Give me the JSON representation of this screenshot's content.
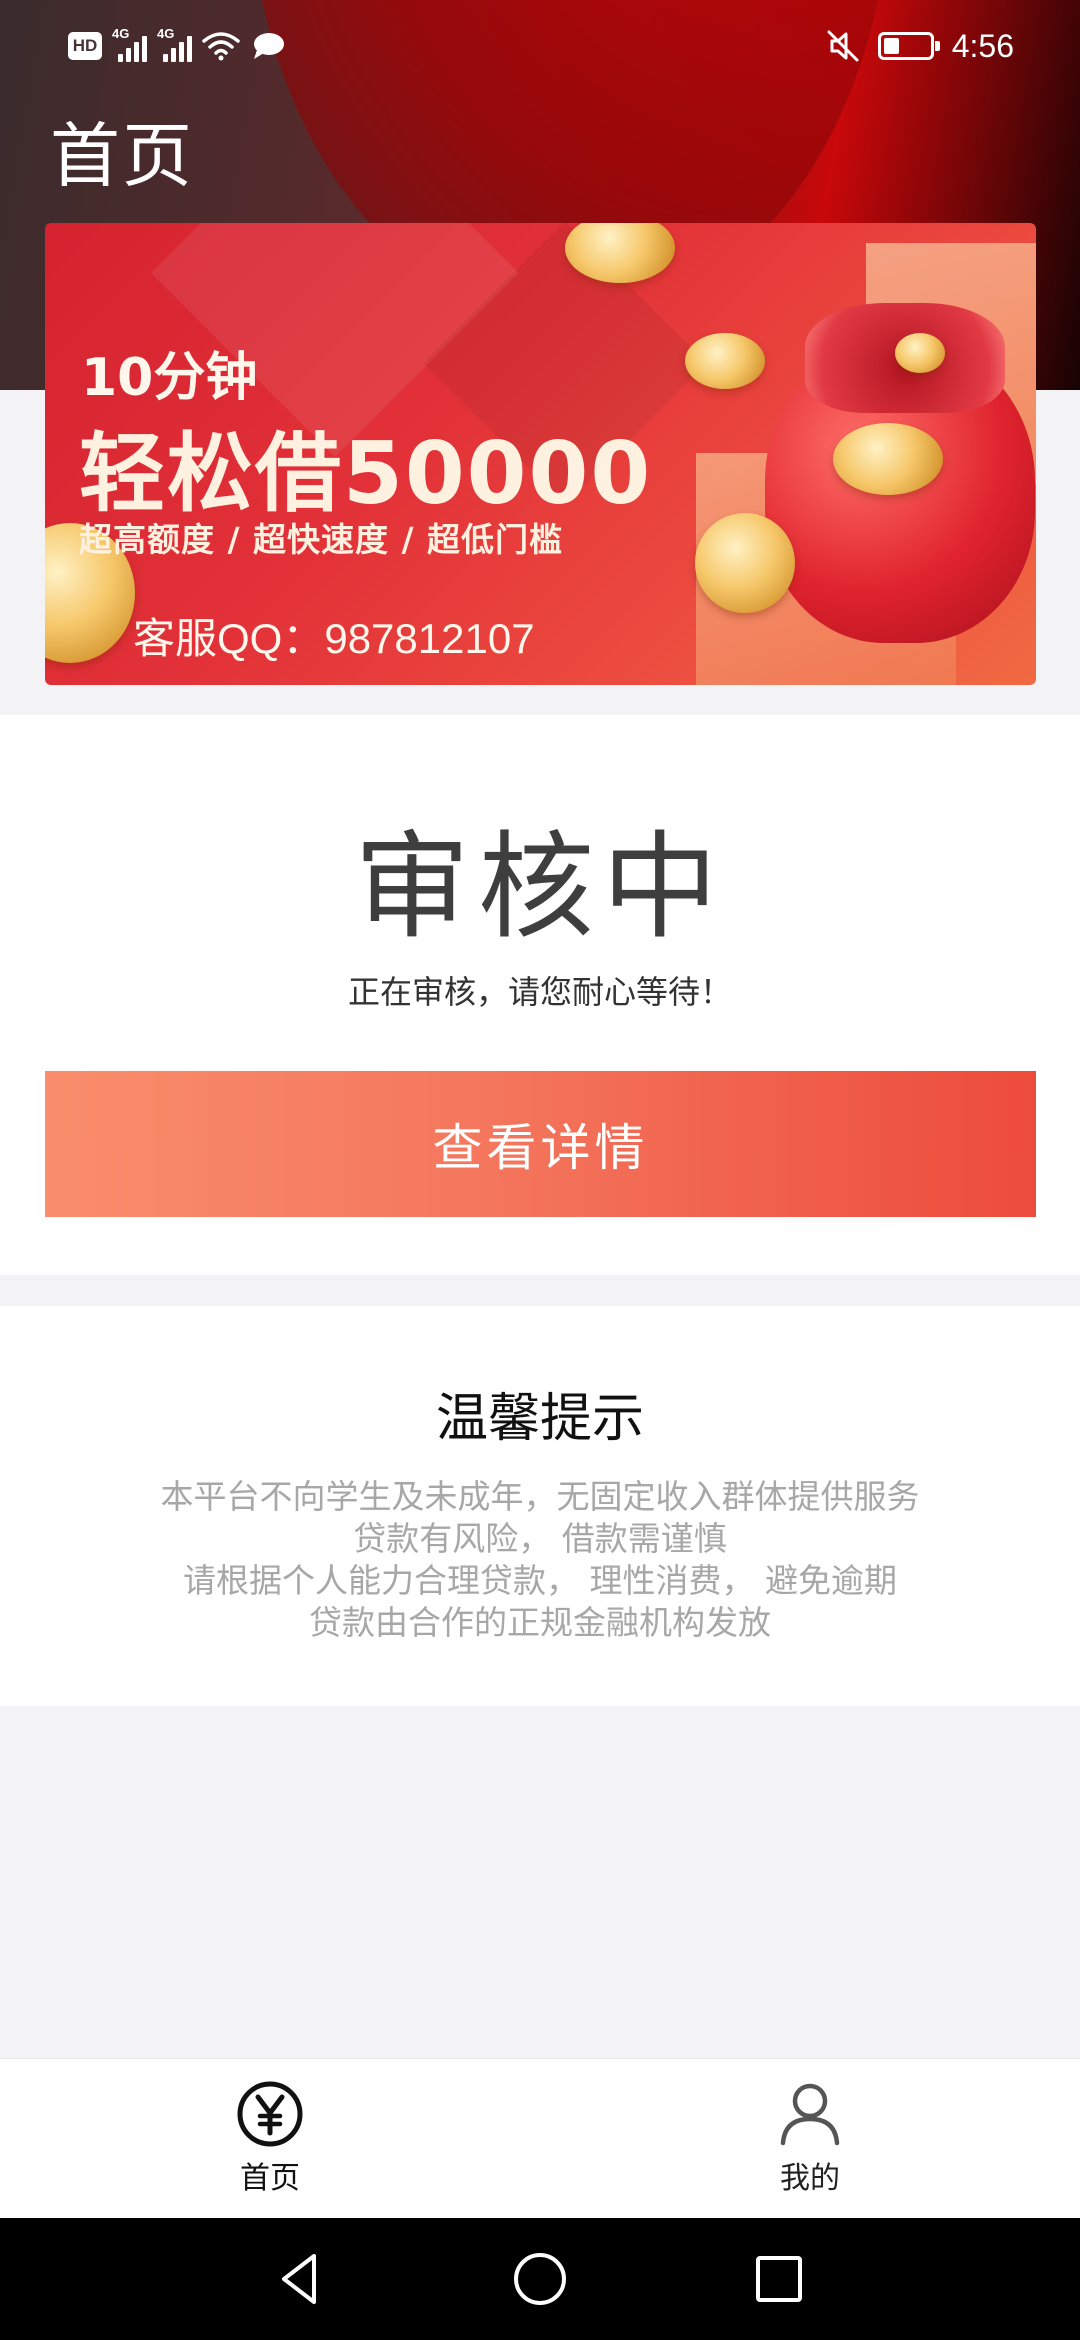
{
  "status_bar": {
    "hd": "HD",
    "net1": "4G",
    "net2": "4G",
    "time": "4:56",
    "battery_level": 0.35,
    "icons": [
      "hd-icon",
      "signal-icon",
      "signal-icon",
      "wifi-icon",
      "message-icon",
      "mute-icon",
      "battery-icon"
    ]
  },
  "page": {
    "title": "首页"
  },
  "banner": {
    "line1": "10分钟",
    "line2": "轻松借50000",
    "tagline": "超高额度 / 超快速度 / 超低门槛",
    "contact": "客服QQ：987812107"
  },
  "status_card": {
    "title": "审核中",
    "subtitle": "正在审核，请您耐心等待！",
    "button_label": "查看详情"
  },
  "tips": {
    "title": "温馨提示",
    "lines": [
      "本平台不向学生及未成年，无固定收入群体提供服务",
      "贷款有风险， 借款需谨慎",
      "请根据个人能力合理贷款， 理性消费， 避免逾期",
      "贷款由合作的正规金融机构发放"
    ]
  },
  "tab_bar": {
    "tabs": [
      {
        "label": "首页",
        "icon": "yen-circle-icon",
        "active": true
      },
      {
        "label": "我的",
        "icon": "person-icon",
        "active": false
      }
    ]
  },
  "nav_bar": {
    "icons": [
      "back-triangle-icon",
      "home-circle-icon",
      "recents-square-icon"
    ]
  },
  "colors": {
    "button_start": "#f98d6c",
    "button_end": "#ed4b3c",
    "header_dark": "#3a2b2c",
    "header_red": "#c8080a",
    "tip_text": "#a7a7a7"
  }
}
-=-=-=-=-
Challenge | Excluding the pictures, reproduce every entry exactly as given.

Written solution |
Give me the JSON representation of this screenshot's content.
{
  "status_bar": {
    "hd": "HD",
    "net1": "4G",
    "net2": "4G",
    "time": "4:56",
    "battery_level": 0.35,
    "icons": [
      "hd-icon",
      "signal-icon",
      "signal-icon",
      "wifi-icon",
      "message-icon",
      "mute-icon",
      "battery-icon"
    ]
  },
  "page": {
    "title": "首页"
  },
  "banner": {
    "line1": "10分钟",
    "line2": "轻松借50000",
    "tagline": "超高额度 / 超快速度 / 超低门槛",
    "contact": "客服QQ：987812107"
  },
  "status_card": {
    "title": "审核中",
    "subtitle": "正在审核，请您耐心等待！",
    "button_label": "查看详情"
  },
  "tips": {
    "title": "温馨提示",
    "lines": [
      "本平台不向学生及未成年，无固定收入群体提供服务",
      "贷款有风险， 借款需谨慎",
      "请根据个人能力合理贷款， 理性消费， 避免逾期",
      "贷款由合作的正规金融机构发放"
    ]
  },
  "tab_bar": {
    "tabs": [
      {
        "label": "首页",
        "icon": "yen-circle-icon",
        "active": true
      },
      {
        "label": "我的",
        "icon": "person-icon",
        "active": false
      }
    ]
  },
  "nav_bar": {
    "icons": [
      "back-triangle-icon",
      "home-circle-icon",
      "recents-square-icon"
    ]
  },
  "colors": {
    "button_start": "#f98d6c",
    "button_end": "#ed4b3c",
    "header_dark": "#3a2b2c",
    "header_red": "#c8080a",
    "tip_text": "#a7a7a7"
  }
}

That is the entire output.